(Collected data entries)
■ ■ ■

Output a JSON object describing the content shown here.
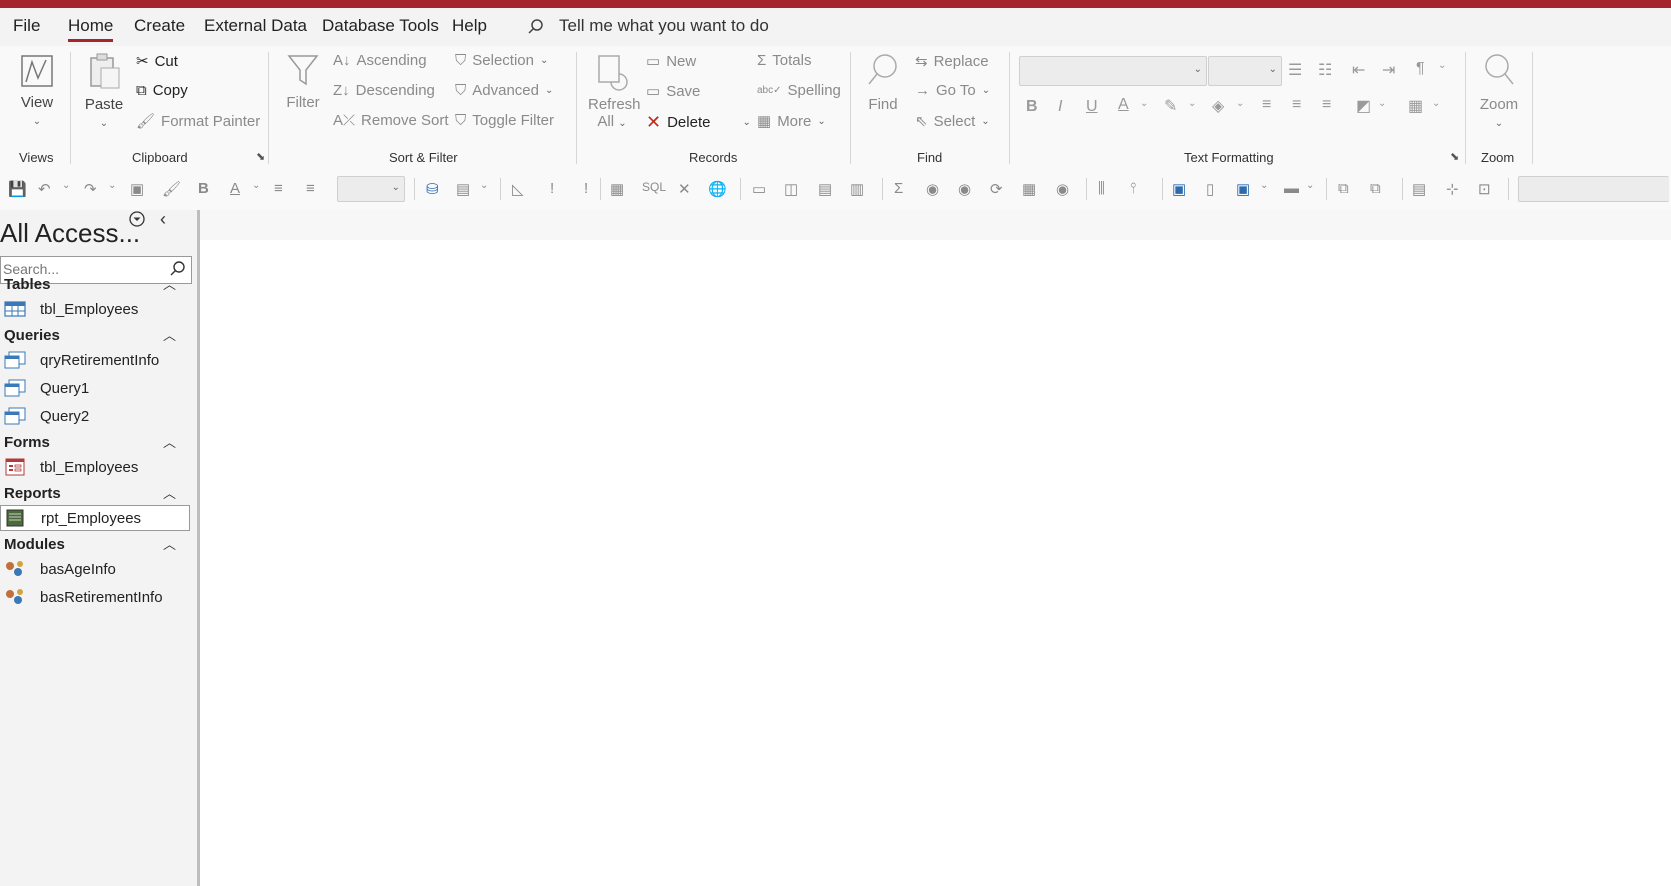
{
  "menubar": {
    "tabs": [
      "File",
      "Home",
      "Create",
      "External Data",
      "Database Tools",
      "Help"
    ],
    "active": "Home",
    "tellme": "Tell me what you want to do"
  },
  "ribbon": {
    "views": {
      "view_label": "View",
      "group": "Views"
    },
    "clipboard": {
      "paste": "Paste",
      "cut": "Cut",
      "copy": "Copy",
      "format_painter": "Format Painter",
      "group": "Clipboard"
    },
    "sortfilter": {
      "filter": "Filter",
      "ascending": "Ascending",
      "descending": "Descending",
      "remove_sort": "Remove Sort",
      "selection": "Selection",
      "advanced": "Advanced",
      "toggle_filter": "Toggle Filter",
      "group": "Sort & Filter"
    },
    "records": {
      "refresh": "Refresh",
      "refresh_sub": "All",
      "new": "New",
      "save": "Save",
      "delete": "Delete",
      "totals": "Totals",
      "spelling": "Spelling",
      "more": "More",
      "group": "Records"
    },
    "find": {
      "find": "Find",
      "replace": "Replace",
      "goto": "Go To",
      "select": "Select",
      "group": "Find"
    },
    "textfmt": {
      "group": "Text Formatting"
    },
    "zoom": {
      "zoom": "Zoom",
      "group": "Zoom"
    }
  },
  "qat": {
    "bold": "B",
    "sql": "SQL"
  },
  "nav": {
    "title": "All Access...",
    "search_placeholder": "Search...",
    "categories": {
      "tables": {
        "label": "Tables",
        "items": [
          "tbl_Employees"
        ]
      },
      "queries": {
        "label": "Queries",
        "items": [
          "qryRetirementInfo",
          "Query1",
          "Query2"
        ]
      },
      "forms": {
        "label": "Forms",
        "items": [
          "tbl_Employees"
        ]
      },
      "reports": {
        "label": "Reports",
        "items": [
          "rpt_Employees"
        ]
      },
      "modules": {
        "label": "Modules",
        "items": [
          "basAgeInfo",
          "basRetirementInfo"
        ]
      }
    }
  },
  "colors": {
    "accent": "#a4262c",
    "delete": "#c42b1c"
  }
}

■ ■ ■

GIVEN TASK → Without the pictures, write out the whole listing above exactly as it appears.

RESPONSE TO THE EXERCISE →
Output a JSON object describing the content shown here.
{
  "menubar": {
    "tabs": [
      "File",
      "Home",
      "Create",
      "External Data",
      "Database Tools",
      "Help"
    ],
    "active": "Home",
    "tellme": "Tell me what you want to do"
  },
  "ribbon": {
    "views": {
      "view_label": "View",
      "group": "Views"
    },
    "clipboard": {
      "paste": "Paste",
      "cut": "Cut",
      "copy": "Copy",
      "format_painter": "Format Painter",
      "group": "Clipboard"
    },
    "sortfilter": {
      "filter": "Filter",
      "ascending": "Ascending",
      "descending": "Descending",
      "remove_sort": "Remove Sort",
      "selection": "Selection",
      "advanced": "Advanced",
      "toggle_filter": "Toggle Filter",
      "group": "Sort & Filter"
    },
    "records": {
      "refresh": "Refresh",
      "refresh_sub": "All",
      "new": "New",
      "save": "Save",
      "delete": "Delete",
      "totals": "Totals",
      "spelling": "Spelling",
      "more": "More",
      "group": "Records"
    },
    "find": {
      "find": "Find",
      "replace": "Replace",
      "goto": "Go To",
      "select": "Select",
      "group": "Find"
    },
    "textfmt": {
      "group": "Text Formatting"
    },
    "zoom": {
      "zoom": "Zoom",
      "group": "Zoom"
    }
  },
  "qat": {
    "bold": "B",
    "sql": "SQL"
  },
  "nav": {
    "title": "All Access...",
    "search_placeholder": "Search...",
    "categories": {
      "tables": {
        "label": "Tables",
        "items": [
          "tbl_Employees"
        ]
      },
      "queries": {
        "label": "Queries",
        "items": [
          "qryRetirementInfo",
          "Query1",
          "Query2"
        ]
      },
      "forms": {
        "label": "Forms",
        "items": [
          "tbl_Employees"
        ]
      },
      "reports": {
        "label": "Reports",
        "items": [
          "rpt_Employees"
        ]
      },
      "modules": {
        "label": "Modules",
        "items": [
          "basAgeInfo",
          "basRetirementInfo"
        ]
      }
    }
  },
  "colors": {
    "accent": "#a4262c",
    "delete": "#c42b1c"
  }
}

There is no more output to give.